Entries with figure data:
__________

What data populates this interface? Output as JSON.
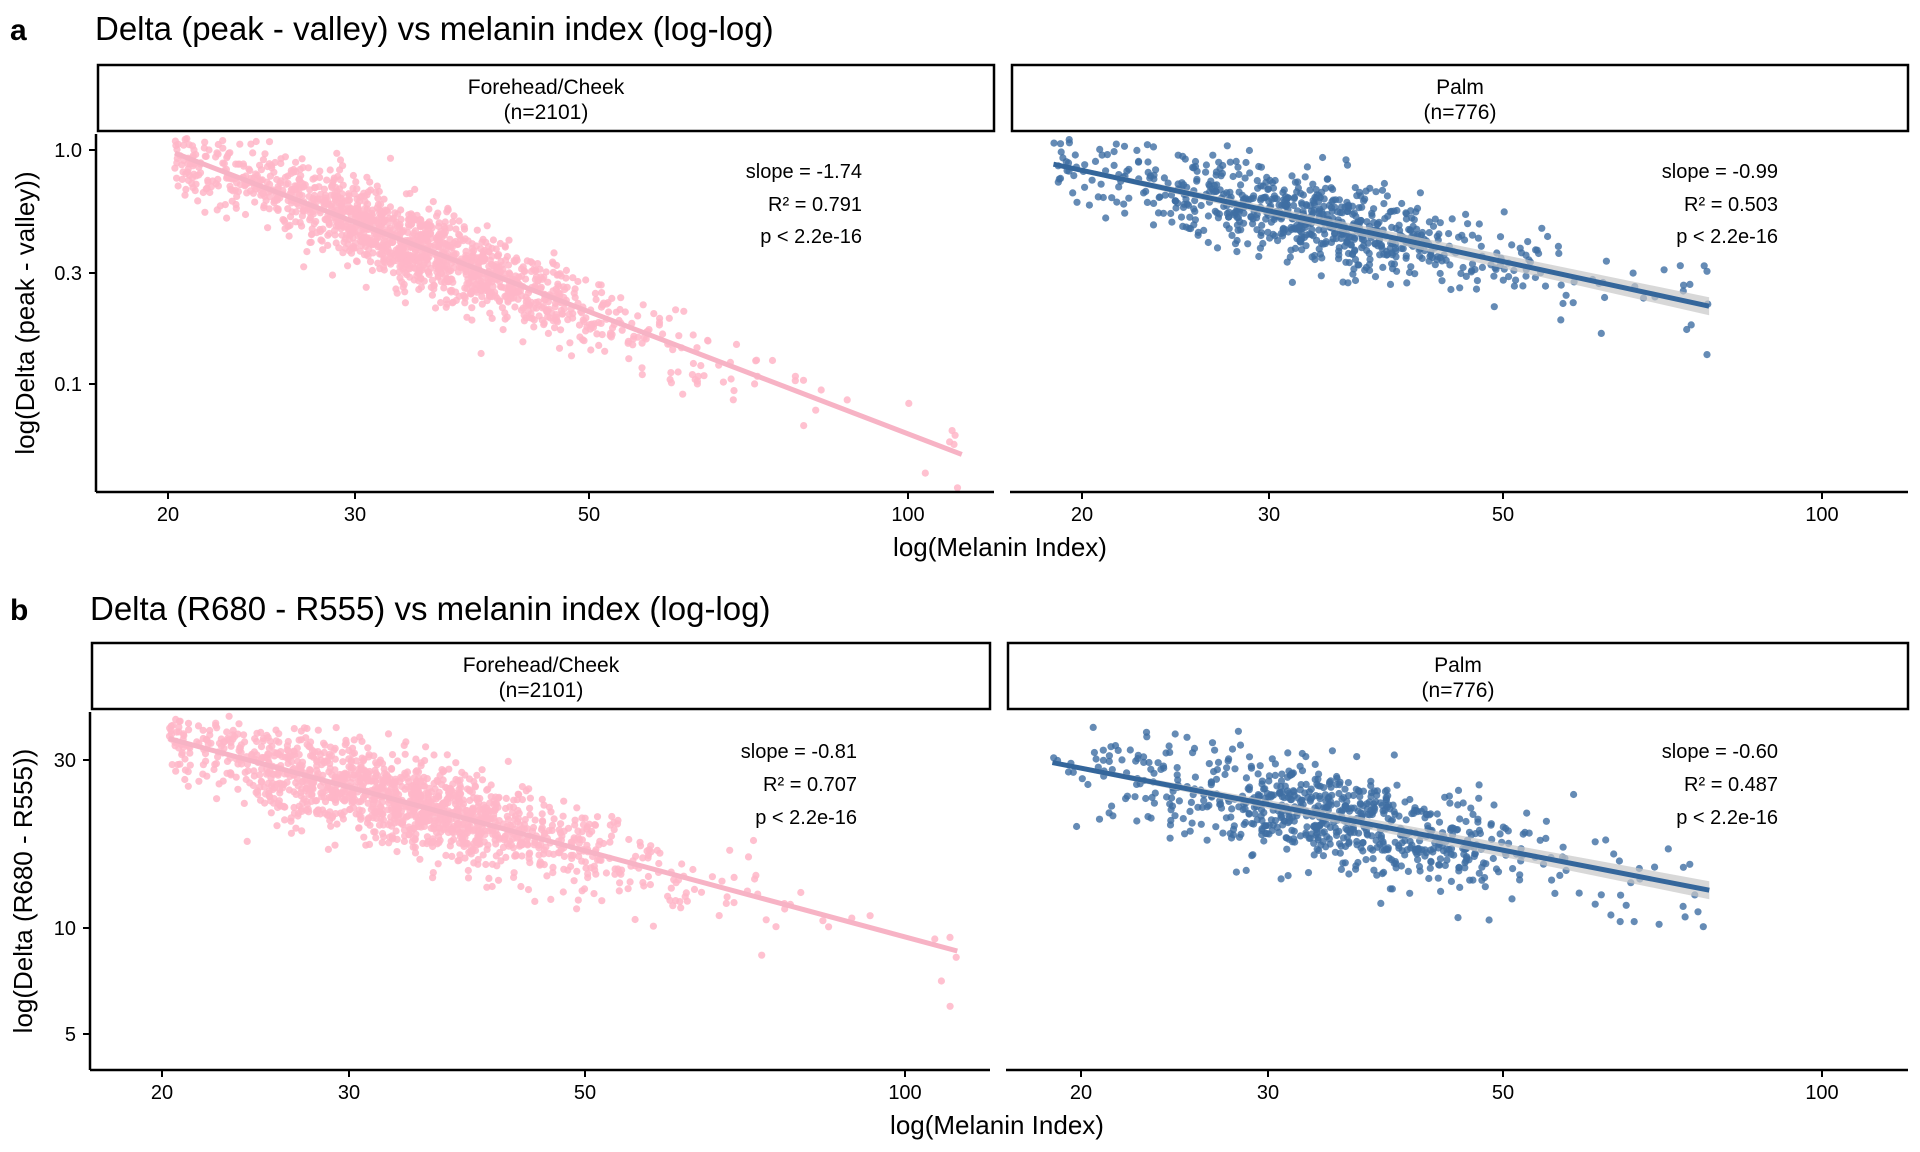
{
  "colors": {
    "forehead": "#ffb6c8",
    "forehead_line": "#f7b3c5",
    "palm": "#3f6ea3",
    "palm_line": "#34669b",
    "band": "#c8c8c8"
  },
  "panels": [
    {
      "tag": "a",
      "title": "Delta (peak - valley) vs melanin index (log-log)",
      "xlabel": "log(Melanin Index)",
      "ylabel": "log(Delta (peak - valley))",
      "facets": [
        {
          "strip": [
            "Forehead/Cheek",
            "(n=2101)"
          ],
          "annot": [
            "slope = -1.74",
            "R² = 0.791",
            "p < 2.2e-16"
          ],
          "xticks": [
            "20",
            "30",
            "50",
            "100"
          ],
          "yticks": [
            "1.0",
            "0.3",
            "0.1"
          ]
        },
        {
          "strip": [
            "Palm",
            "(n=776)"
          ],
          "annot": [
            "slope = -0.99",
            "R² = 0.503",
            "p < 2.2e-16"
          ],
          "xticks": [
            "20",
            "30",
            "50",
            "100"
          ]
        }
      ]
    },
    {
      "tag": "b",
      "title": "Delta (R680 - R555) vs melanin index (log-log)",
      "xlabel": "log(Melanin Index)",
      "ylabel": "log(Delta (R680 - R555))",
      "facets": [
        {
          "strip": [
            "Forehead/Cheek",
            "(n=2101)"
          ],
          "annot": [
            "slope = -0.81",
            "R² = 0.707",
            "p < 2.2e-16"
          ],
          "xticks": [
            "20",
            "30",
            "50",
            "100"
          ],
          "yticks": [
            "30",
            "10",
            "5"
          ]
        },
        {
          "strip": [
            "Palm",
            "(n=776)"
          ],
          "annot": [
            "slope = -0.60",
            "R² = 0.487",
            "p < 2.2e-16"
          ],
          "xticks": [
            "20",
            "30",
            "50",
            "100"
          ]
        }
      ]
    }
  ],
  "chart_data": [
    {
      "type": "scatter",
      "title": "Delta (peak - valley) vs melanin index (log-log)",
      "xlabel": "log(Melanin Index)",
      "ylabel": "log(Delta (peak - valley))",
      "x_scale": "log",
      "y_scale": "log",
      "xlim": [
        17.5,
        125
      ],
      "ylim": [
        0.04,
        1.15
      ],
      "x_ticks": [
        20,
        30,
        50,
        100
      ],
      "y_ticks": [
        1.0,
        0.3,
        0.1
      ],
      "series": [
        {
          "name": "Forehead/Cheek",
          "n": 2101,
          "color": "#ffb6c8",
          "x_range": [
            20.3,
            113
          ],
          "center_x": 33,
          "center_y": 0.37,
          "spread": 0.16,
          "fit": {
            "slope": -1.74,
            "r2": 0.791,
            "p": "< 2.2e-16",
            "x": [
              20.3,
              112
            ],
            "y": [
              0.97,
              0.05
            ]
          }
        },
        {
          "name": "Palm",
          "n": 776,
          "color": "#3f6ea3",
          "x_range": [
            18.8,
            78
          ],
          "center_x": 32,
          "center_y": 0.52,
          "spread": 0.17,
          "fit": {
            "slope": -0.99,
            "r2": 0.503,
            "p": "< 2.2e-16",
            "x": [
              18.8,
              78
            ],
            "y": [
              0.87,
              0.215
            ]
          }
        }
      ]
    },
    {
      "type": "scatter",
      "title": "Delta (R680 - R555) vs melanin index (log-log)",
      "xlabel": "log(Melanin Index)",
      "ylabel": "log(Delta (R680 - R555))",
      "x_scale": "log",
      "y_scale": "log",
      "xlim": [
        17.5,
        125
      ],
      "ylim": [
        4.2,
        44
      ],
      "x_ticks": [
        20,
        30,
        50,
        100
      ],
      "y_ticks": [
        30,
        10,
        5
      ],
      "series": [
        {
          "name": "Forehead/Cheek",
          "n": 2101,
          "color": "#ffb6c8",
          "x_range": [
            20.3,
            113
          ],
          "center_x": 33,
          "center_y": 22,
          "spread": 0.12,
          "fit": {
            "slope": -0.81,
            "r2": 0.707,
            "p": "< 2.2e-16",
            "x": [
              20.3,
              112
            ],
            "y": [
              34.5,
              8.6
            ]
          }
        },
        {
          "name": "Palm",
          "n": 776,
          "color": "#3f6ea3",
          "x_range": [
            18.8,
            78
          ],
          "center_x": 33,
          "center_y": 19.5,
          "spread": 0.13,
          "fit": {
            "slope": -0.6,
            "r2": 0.487,
            "p": "< 2.2e-16",
            "x": [
              18.8,
              78
            ],
            "y": [
              29.5,
              12.8
            ]
          }
        }
      ]
    }
  ]
}
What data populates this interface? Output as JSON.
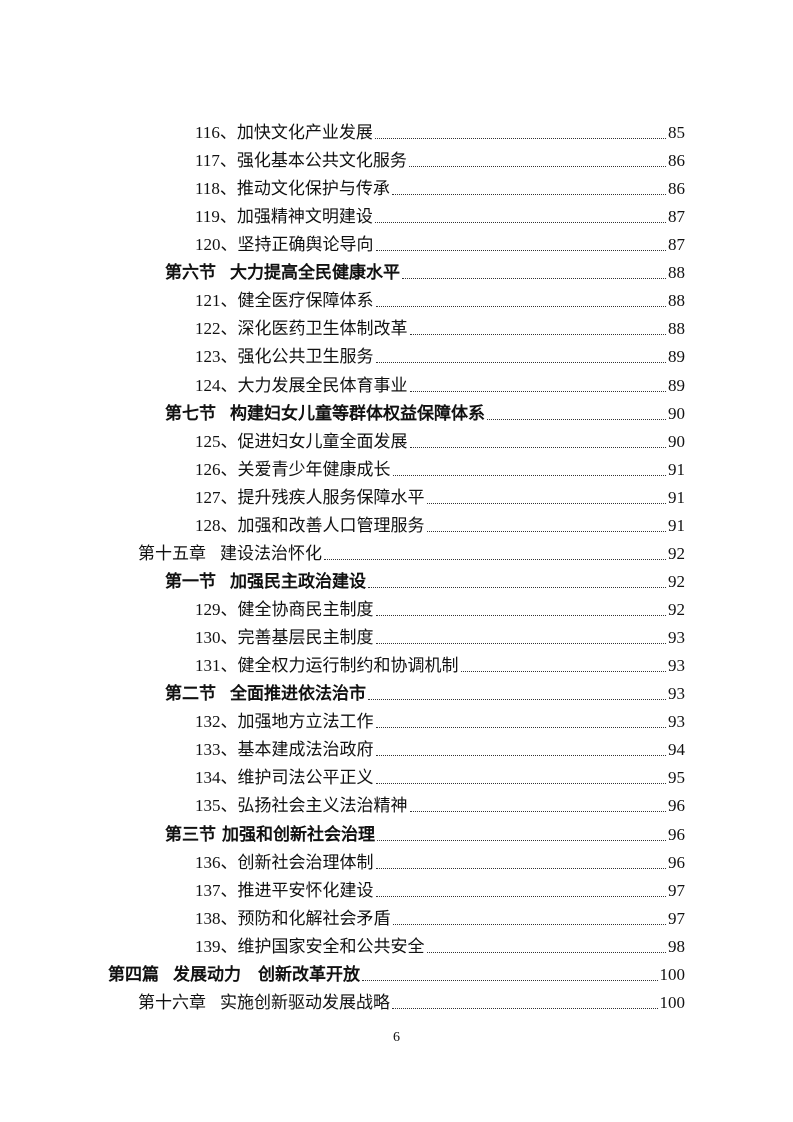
{
  "toc": [
    {
      "level": "item",
      "prefix": "116、",
      "title": "加快文化产业发展",
      "page": "85"
    },
    {
      "level": "item",
      "prefix": "117、",
      "title": "强化基本公共文化服务",
      "page": "86"
    },
    {
      "level": "item",
      "prefix": "118、",
      "title": "推动文化保护与传承",
      "page": "86"
    },
    {
      "level": "item",
      "prefix": "119、",
      "title": "加强精神文明建设",
      "page": "87"
    },
    {
      "level": "item",
      "prefix": "120、",
      "title": "坚持正确舆论导向",
      "page": "87"
    },
    {
      "level": "section",
      "prefix": "第六节",
      "title": "大力提高全民健康水平",
      "page": "88"
    },
    {
      "level": "item",
      "prefix": "121、",
      "title": "健全医疗保障体系",
      "page": "88"
    },
    {
      "level": "item",
      "prefix": "122、",
      "title": "深化医药卫生体制改革",
      "page": "88"
    },
    {
      "level": "item",
      "prefix": "123、",
      "title": "强化公共卫生服务",
      "page": "89"
    },
    {
      "level": "item",
      "prefix": "124、",
      "title": "大力发展全民体育事业",
      "page": "89"
    },
    {
      "level": "section",
      "prefix": "第七节",
      "title": "构建妇女儿童等群体权益保障体系",
      "page": "90"
    },
    {
      "level": "item",
      "prefix": "125、",
      "title": "促进妇女儿童全面发展",
      "page": "90"
    },
    {
      "level": "item",
      "prefix": "126、",
      "title": "关爱青少年健康成长",
      "page": "91"
    },
    {
      "level": "item",
      "prefix": "127、",
      "title": "提升残疾人服务保障水平",
      "page": "91"
    },
    {
      "level": "item",
      "prefix": "128、",
      "title": "加强和改善人口管理服务",
      "page": "91"
    },
    {
      "level": "chapter",
      "prefix": "第十五章",
      "title": "建设法治怀化",
      "page": "92"
    },
    {
      "level": "section",
      "prefix": "第一节",
      "title": "加强民主政治建设",
      "page": "92"
    },
    {
      "level": "item",
      "prefix": "129、",
      "title": "健全协商民主制度",
      "page": "92"
    },
    {
      "level": "item",
      "prefix": "130、",
      "title": "完善基层民主制度",
      "page": "93"
    },
    {
      "level": "item",
      "prefix": "131、",
      "title": "健全权力运行制约和协调机制",
      "page": "93"
    },
    {
      "level": "section",
      "prefix": "第二节",
      "title": "全面推进依法治市",
      "page": "93"
    },
    {
      "level": "item",
      "prefix": "132、",
      "title": "加强地方立法工作",
      "page": "93"
    },
    {
      "level": "item",
      "prefix": "133、",
      "title": "基本建成法治政府",
      "page": "94"
    },
    {
      "level": "item",
      "prefix": "134、",
      "title": "维护司法公平正义",
      "page": "95"
    },
    {
      "level": "item",
      "prefix": "135、",
      "title": "弘扬社会主义法治精神",
      "page": "96"
    },
    {
      "level": "section",
      "prefix": "第三节",
      "title": "加强和创新社会治理",
      "page": "96",
      "tight": true
    },
    {
      "level": "item",
      "prefix": "136、",
      "title": "创新社会治理体制",
      "page": "96"
    },
    {
      "level": "item",
      "prefix": "137、",
      "title": "推进平安怀化建设",
      "page": "97"
    },
    {
      "level": "item",
      "prefix": "138、",
      "title": "预防和化解社会矛盾",
      "page": "97"
    },
    {
      "level": "item",
      "prefix": "139、",
      "title": "维护国家安全和公共安全",
      "page": "98"
    },
    {
      "level": "part",
      "prefix": "第四篇",
      "title": "发展动力　创新改革开放",
      "page": "100"
    },
    {
      "level": "chapter",
      "prefix": "第十六章",
      "title": "实施创新驱动发展战略",
      "page": "100"
    }
  ],
  "footer": {
    "page_number": "6"
  }
}
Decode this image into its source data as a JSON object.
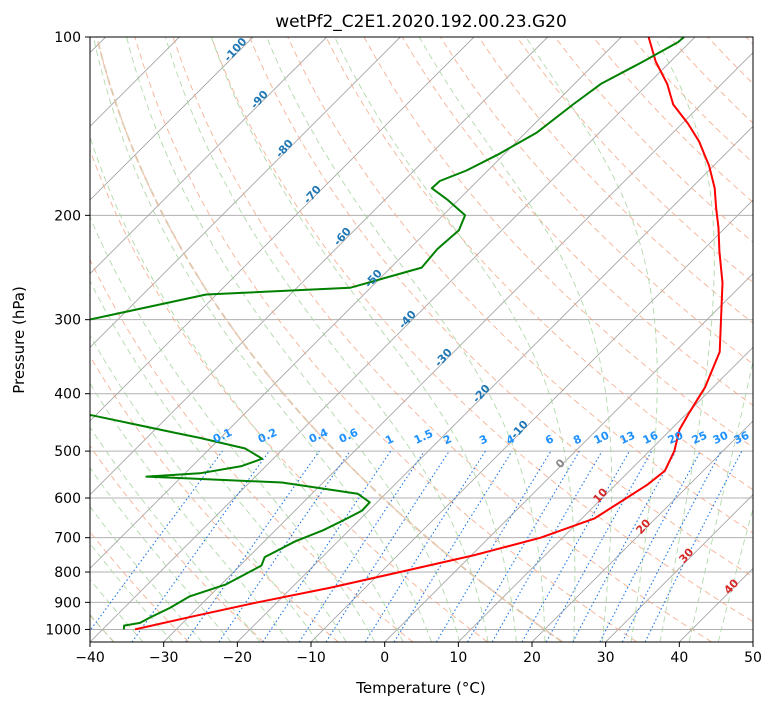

__________

Exercise directions: Go through the listing above and work out how many lines contain the string "slope". Reply with the number alone.

Completed task: 8